Directions for this task: Report back each line of the records that contains the string "screenshot".

Data provided:
⟨

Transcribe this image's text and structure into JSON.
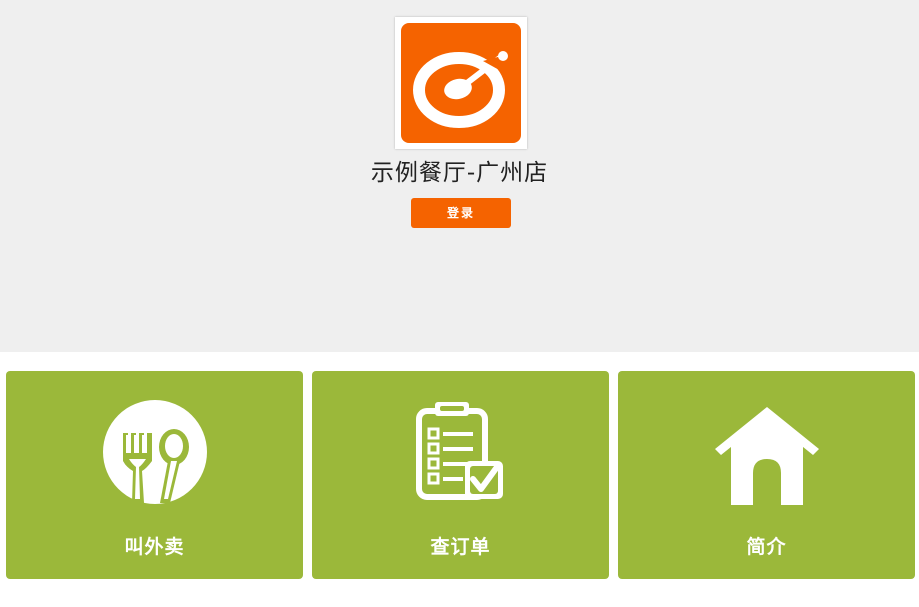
{
  "colors": {
    "header_bg": "#efefef",
    "brand_orange": "#f56300",
    "tile_green": "#9bb83a",
    "white": "#ffffff"
  },
  "header": {
    "logo_icon": "spoon-bowl-logo-icon",
    "store_name": "示例餐厅-广州店",
    "login_label": "登录"
  },
  "tiles": [
    {
      "label": "叫外卖",
      "icon": "fork-spoon-plate-icon"
    },
    {
      "label": "查订单",
      "icon": "clipboard-checklist-icon"
    },
    {
      "label": "简介",
      "icon": "house-icon"
    }
  ]
}
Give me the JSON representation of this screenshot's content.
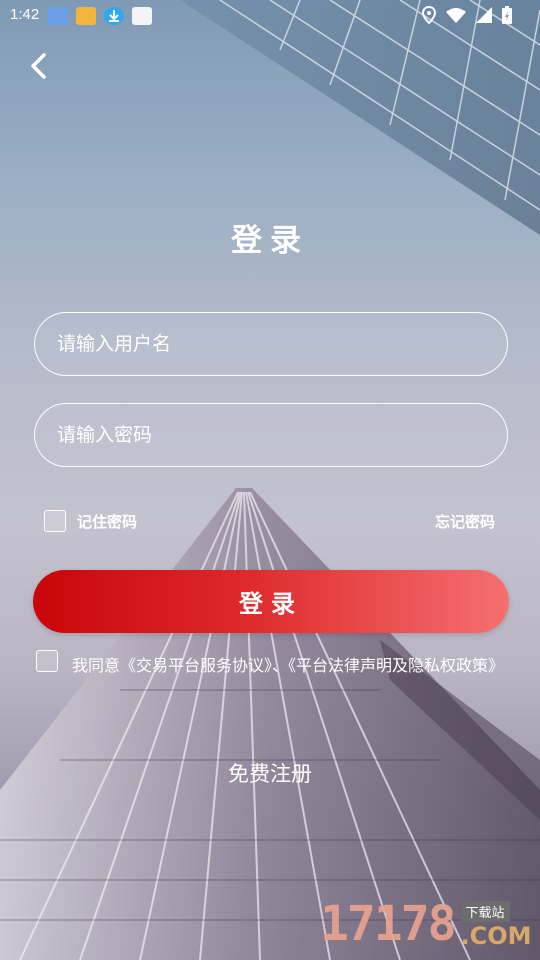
{
  "status_bar": {
    "time": "1:42",
    "notifications": [
      "app-notification-icon",
      "app-notification-icon",
      "download-notification-icon",
      "app-notification-icon"
    ],
    "icons": [
      "location-icon",
      "wifi-icon",
      "signal-icon",
      "battery-charging-icon"
    ]
  },
  "page": {
    "title": "登录"
  },
  "form": {
    "username_placeholder": "请输入用户名",
    "password_placeholder": "请输入密码",
    "remember_label": "记住密码",
    "forgot_label": "忘记密码",
    "login_button": "登录",
    "agreement_text": "我同意《交易平台服务协议》、《平台法律声明及隐私权政策》",
    "register_link": "免费注册"
  },
  "watermark": {
    "number": "17178",
    "tag": "下载站",
    "suffix": ".COM"
  },
  "colors": {
    "button_start": "#c8050a",
    "button_end": "#f57070"
  }
}
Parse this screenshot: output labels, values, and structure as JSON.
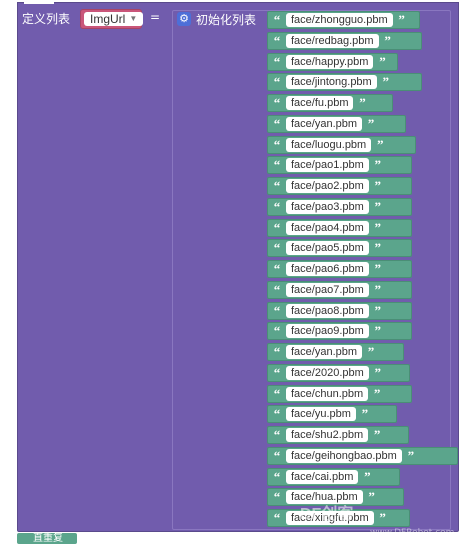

⟩

Answer for the task:
Give me the JSON representation of this screenshot's content.
Parse this screenshot: output labels, values, and structure as JSON.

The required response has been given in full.